# Start of AVAILABLE DATA

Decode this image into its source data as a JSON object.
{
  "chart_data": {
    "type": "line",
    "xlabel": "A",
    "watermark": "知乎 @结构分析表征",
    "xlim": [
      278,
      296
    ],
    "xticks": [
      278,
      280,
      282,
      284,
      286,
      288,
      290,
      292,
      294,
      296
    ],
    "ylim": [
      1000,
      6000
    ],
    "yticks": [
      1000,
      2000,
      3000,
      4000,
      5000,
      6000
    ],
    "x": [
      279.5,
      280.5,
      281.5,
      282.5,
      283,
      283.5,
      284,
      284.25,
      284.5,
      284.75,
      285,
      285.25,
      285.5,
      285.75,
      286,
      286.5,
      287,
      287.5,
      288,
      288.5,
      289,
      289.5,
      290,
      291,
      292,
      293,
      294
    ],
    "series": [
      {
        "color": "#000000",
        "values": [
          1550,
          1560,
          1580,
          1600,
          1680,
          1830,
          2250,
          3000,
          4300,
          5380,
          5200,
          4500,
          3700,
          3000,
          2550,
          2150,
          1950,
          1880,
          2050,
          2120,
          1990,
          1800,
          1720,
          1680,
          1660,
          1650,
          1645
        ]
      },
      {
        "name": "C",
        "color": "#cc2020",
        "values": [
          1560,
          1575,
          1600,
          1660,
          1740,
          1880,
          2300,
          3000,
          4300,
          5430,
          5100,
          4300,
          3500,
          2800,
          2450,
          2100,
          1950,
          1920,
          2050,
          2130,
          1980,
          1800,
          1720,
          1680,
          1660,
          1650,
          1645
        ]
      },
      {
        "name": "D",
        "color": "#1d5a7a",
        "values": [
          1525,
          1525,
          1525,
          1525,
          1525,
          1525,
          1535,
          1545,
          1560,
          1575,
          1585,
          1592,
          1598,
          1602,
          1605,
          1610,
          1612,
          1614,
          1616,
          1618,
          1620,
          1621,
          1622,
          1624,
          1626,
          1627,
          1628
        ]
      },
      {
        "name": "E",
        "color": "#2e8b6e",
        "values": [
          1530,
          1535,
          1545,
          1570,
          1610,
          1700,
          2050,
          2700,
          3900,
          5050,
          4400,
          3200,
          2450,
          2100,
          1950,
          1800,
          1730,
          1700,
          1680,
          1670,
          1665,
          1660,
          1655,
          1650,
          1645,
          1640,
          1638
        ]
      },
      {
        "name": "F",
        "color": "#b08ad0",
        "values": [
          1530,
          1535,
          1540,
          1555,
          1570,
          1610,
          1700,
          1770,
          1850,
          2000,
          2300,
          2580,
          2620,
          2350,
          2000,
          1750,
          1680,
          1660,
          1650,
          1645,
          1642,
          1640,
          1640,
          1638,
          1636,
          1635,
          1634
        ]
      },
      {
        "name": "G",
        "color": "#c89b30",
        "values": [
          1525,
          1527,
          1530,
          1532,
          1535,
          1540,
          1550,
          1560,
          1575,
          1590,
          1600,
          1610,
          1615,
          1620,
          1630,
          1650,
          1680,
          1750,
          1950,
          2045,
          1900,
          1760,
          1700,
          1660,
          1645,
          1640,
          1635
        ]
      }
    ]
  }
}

# End of AVAILABLE DATA

DIRECTIVE = Copy each line above where the string "color" occurs.

ANSWER BELOW =
        "color": "#000000",
        "color": "#cc2020",
        "color": "#1d5a7a",
        "color": "#2e8b6e",
        "color": "#b08ad0",
        "color": "#c89b30",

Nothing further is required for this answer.